D'après le texte sur le barrage d'Assouan, pourquoi certaines espèces comme la sardine régressent-elles ? Répondez en une à trois phrases.

» EXTRAIT DE PAGE
^^^^^^^^^^^^^^^^

N'évoquons pas par pudeur exagérée
les conséquences écologiques à venir... mais qui,
par comparaison avec d'autres régions du monde, s'avèrent
extrêmement dommageables. Ainsi, mettons en évidence l'exemple
du barrage d'Assouan en Egypte, mis en service en 1975. Si ce barrage a
bien permis la régularisation des crues du Nil, l'irrigation de
terres supplémentaires ou encore l'augmentation de la production
d'électricité du pays, il engendre déjà des
conséquences environnementales majeures. L'érosion marine
déchire le delta et le menace d'inondation; le sel stérilise
des terres autrefois fertiles; certaines espèces comme la sardine
régressent en conséquence de la diminution du flot d'eau
douce en provenance du fleuve et enfin, les crues n'apportent plus leur
légendaire limon bénéfique pour les cultures.

^^^^^^^^^^^^^^^^

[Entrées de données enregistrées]
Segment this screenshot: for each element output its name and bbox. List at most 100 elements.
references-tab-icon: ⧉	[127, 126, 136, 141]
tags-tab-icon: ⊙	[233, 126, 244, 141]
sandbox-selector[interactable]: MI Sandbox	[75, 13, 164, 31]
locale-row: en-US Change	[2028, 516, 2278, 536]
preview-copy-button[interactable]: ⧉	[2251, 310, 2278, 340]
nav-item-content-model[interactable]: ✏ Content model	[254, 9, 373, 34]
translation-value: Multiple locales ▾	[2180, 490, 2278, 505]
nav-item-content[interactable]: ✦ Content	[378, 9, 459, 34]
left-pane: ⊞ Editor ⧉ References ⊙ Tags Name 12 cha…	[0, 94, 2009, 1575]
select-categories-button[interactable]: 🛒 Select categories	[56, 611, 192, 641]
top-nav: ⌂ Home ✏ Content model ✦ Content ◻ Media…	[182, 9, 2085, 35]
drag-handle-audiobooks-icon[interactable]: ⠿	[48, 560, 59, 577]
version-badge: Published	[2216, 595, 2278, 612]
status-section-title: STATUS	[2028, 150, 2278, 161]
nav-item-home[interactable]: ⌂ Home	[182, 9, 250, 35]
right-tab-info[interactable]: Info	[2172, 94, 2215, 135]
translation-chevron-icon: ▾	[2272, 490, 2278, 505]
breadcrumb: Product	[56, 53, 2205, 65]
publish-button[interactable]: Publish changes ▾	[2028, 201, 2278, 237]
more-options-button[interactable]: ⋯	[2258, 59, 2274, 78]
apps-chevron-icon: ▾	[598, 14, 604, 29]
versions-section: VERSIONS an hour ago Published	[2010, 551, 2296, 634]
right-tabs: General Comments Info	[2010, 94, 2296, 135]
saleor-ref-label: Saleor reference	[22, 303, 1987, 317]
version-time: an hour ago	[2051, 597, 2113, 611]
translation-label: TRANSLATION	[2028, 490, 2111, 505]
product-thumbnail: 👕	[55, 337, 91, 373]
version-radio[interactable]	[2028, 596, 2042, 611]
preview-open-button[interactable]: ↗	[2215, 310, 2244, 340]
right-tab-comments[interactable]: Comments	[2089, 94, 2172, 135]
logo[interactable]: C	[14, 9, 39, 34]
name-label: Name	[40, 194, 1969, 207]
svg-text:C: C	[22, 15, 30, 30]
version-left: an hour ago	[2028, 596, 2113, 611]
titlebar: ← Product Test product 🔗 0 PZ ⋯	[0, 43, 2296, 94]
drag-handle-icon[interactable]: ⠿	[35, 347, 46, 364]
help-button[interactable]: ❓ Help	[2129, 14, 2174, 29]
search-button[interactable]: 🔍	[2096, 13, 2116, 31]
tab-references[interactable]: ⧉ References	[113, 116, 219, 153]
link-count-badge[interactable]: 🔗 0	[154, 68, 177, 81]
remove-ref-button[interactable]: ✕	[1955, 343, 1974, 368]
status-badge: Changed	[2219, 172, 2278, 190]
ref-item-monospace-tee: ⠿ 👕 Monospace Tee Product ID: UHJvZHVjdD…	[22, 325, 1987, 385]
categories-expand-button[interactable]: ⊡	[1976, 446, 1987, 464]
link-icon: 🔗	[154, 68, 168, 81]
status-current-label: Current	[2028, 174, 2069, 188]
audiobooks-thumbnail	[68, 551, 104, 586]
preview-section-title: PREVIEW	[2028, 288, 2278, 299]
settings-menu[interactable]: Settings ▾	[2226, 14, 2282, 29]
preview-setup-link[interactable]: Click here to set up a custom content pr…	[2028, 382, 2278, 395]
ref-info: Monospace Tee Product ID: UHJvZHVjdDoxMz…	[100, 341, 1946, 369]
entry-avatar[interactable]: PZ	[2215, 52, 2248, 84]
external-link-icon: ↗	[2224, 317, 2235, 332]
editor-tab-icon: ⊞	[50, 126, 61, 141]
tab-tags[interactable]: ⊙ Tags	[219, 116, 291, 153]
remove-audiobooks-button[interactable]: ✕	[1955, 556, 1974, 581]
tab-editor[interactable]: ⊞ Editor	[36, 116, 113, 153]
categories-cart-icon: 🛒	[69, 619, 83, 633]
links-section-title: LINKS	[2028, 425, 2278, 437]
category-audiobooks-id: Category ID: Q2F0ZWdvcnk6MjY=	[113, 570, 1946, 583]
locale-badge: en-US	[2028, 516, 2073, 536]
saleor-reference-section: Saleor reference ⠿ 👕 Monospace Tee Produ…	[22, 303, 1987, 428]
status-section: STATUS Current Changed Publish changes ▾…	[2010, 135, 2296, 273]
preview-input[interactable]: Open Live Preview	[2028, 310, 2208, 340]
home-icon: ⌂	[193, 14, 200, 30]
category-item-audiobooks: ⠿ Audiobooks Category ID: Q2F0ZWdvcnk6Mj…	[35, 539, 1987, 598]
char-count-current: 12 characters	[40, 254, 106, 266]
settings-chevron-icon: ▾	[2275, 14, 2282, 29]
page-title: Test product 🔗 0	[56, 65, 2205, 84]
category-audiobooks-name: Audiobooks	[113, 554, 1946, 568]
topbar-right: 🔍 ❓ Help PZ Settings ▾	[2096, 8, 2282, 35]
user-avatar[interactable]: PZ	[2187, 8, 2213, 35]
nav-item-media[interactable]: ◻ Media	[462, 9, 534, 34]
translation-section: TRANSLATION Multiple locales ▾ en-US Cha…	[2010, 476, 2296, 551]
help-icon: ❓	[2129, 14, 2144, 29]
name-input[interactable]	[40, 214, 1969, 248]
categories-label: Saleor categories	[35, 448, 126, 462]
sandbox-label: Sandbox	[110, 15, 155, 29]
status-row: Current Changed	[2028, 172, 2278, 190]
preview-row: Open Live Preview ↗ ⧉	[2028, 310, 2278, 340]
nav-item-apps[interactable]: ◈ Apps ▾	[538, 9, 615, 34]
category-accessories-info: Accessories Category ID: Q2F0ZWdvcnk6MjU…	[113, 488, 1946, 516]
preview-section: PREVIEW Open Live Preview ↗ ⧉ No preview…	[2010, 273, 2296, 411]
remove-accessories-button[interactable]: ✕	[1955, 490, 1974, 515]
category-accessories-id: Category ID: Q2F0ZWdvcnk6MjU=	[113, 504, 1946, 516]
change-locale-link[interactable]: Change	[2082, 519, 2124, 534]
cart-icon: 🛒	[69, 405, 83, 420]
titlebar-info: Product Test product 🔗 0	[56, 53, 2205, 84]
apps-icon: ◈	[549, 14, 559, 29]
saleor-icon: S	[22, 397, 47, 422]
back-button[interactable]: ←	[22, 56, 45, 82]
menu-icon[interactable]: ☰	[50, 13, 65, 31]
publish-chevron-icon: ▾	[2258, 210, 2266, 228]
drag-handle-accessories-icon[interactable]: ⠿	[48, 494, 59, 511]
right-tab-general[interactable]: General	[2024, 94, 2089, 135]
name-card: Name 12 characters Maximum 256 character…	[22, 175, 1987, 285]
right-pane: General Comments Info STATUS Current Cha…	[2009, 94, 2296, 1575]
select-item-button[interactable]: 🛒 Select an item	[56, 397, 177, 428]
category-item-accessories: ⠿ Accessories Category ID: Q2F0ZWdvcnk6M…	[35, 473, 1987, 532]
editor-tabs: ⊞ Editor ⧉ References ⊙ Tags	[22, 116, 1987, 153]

^^^^^^^^^^^^^^^^

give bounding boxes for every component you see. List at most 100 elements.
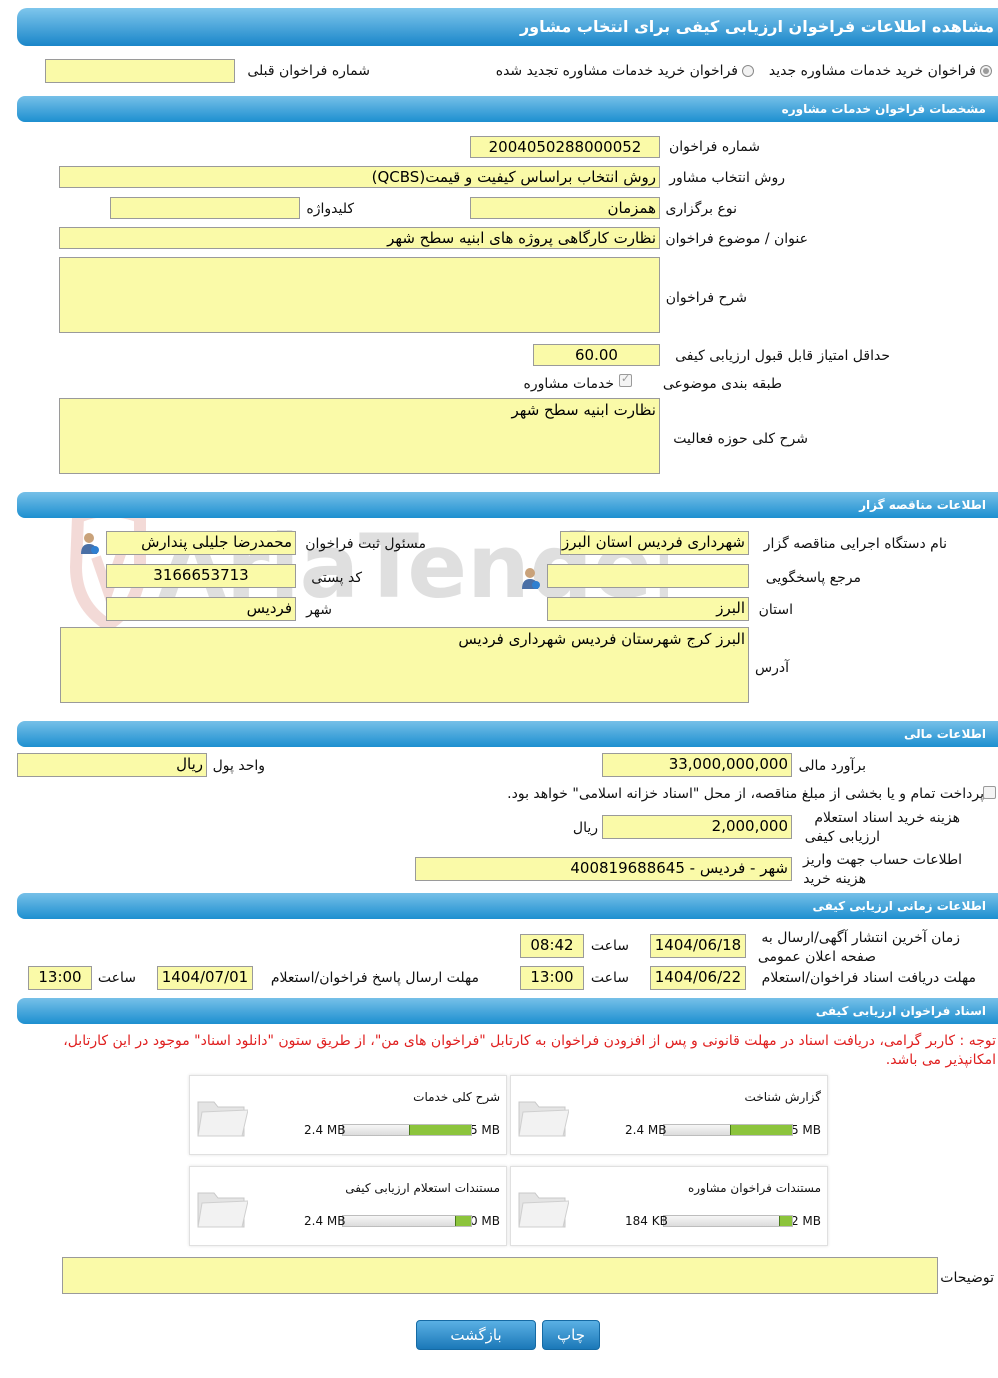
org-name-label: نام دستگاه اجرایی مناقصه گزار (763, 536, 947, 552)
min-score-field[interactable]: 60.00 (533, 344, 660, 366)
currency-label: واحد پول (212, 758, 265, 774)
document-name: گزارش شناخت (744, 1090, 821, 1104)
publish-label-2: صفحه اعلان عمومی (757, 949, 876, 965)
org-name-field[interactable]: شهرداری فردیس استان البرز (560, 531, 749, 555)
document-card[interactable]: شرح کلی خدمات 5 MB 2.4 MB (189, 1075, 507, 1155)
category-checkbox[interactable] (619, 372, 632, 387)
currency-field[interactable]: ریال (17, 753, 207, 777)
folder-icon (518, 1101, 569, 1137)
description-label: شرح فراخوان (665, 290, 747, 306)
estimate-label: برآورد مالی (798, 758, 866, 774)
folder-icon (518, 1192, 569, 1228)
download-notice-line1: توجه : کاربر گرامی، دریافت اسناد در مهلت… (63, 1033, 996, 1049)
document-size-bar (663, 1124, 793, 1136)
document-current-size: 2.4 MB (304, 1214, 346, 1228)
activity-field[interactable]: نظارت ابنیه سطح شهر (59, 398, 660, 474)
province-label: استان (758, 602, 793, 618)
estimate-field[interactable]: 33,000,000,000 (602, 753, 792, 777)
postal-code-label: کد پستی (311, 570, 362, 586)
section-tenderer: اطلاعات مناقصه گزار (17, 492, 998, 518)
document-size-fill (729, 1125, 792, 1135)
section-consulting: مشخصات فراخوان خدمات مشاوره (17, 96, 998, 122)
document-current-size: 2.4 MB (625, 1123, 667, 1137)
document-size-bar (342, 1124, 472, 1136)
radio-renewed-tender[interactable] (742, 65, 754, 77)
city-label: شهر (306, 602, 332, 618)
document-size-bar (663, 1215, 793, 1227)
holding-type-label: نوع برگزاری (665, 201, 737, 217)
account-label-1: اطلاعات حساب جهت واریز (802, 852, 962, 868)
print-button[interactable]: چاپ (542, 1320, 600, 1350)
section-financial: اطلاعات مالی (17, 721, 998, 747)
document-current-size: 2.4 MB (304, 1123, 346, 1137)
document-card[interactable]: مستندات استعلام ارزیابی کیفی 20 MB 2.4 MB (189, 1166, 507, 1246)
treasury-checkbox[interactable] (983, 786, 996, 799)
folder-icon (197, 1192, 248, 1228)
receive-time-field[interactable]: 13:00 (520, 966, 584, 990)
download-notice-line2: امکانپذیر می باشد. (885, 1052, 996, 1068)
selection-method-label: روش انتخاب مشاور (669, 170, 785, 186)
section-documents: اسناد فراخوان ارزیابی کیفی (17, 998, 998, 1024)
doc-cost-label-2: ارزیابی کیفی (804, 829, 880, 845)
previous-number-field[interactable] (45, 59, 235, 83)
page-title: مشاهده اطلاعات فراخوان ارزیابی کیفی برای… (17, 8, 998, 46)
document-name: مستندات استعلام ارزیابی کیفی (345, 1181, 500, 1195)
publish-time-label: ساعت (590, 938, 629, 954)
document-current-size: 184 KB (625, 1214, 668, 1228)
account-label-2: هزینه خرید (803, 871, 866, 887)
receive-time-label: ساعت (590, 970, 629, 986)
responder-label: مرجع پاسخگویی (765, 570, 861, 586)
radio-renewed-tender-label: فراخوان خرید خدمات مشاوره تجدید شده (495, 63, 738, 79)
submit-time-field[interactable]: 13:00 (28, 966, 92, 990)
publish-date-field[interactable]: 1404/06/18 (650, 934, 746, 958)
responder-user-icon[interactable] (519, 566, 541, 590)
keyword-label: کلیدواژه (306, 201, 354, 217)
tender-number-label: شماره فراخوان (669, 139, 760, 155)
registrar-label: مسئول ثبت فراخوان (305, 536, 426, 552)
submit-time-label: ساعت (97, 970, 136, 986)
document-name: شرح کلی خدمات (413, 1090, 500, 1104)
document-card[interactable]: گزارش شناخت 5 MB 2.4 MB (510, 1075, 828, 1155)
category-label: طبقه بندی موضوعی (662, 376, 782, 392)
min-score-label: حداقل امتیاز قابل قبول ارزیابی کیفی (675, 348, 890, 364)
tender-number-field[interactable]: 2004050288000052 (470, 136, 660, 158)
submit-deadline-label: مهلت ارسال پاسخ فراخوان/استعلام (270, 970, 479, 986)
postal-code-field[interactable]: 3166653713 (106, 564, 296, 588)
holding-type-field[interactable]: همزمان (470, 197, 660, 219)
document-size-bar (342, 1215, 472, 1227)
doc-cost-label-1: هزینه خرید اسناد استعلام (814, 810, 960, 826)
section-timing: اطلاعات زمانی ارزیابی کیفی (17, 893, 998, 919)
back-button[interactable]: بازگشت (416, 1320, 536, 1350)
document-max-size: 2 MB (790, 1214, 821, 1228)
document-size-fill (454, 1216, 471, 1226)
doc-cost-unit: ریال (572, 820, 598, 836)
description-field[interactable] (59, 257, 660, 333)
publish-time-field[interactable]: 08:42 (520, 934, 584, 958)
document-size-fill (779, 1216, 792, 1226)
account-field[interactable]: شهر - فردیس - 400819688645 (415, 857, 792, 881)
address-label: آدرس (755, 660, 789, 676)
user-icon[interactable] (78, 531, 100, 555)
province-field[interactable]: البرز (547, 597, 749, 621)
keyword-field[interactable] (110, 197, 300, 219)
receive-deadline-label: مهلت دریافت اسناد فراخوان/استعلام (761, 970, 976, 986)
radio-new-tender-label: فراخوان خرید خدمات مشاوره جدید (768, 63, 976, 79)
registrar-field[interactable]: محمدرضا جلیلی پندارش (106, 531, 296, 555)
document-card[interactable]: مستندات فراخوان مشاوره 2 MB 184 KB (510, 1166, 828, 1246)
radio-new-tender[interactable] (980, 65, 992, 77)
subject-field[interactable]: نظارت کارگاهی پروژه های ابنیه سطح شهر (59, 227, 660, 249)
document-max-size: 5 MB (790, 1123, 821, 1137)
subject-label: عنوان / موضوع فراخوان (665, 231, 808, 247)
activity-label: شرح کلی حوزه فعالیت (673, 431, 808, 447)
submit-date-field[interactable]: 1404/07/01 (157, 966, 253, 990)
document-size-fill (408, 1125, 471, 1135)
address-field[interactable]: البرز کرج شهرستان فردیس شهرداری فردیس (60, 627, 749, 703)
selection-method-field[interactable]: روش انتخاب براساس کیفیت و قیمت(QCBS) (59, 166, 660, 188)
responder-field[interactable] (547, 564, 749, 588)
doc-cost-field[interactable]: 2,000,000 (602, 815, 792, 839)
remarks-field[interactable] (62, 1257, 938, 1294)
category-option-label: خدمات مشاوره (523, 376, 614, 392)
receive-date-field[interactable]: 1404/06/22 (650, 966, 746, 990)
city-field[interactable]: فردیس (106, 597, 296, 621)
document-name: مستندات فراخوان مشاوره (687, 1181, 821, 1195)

^^^^^^^^^^^^^^^^

» RÉPONSE
Certaines espèces comme la sardine régressent à cause de la diminution du flot d'eau douce en provenance du fleuve, le Nil.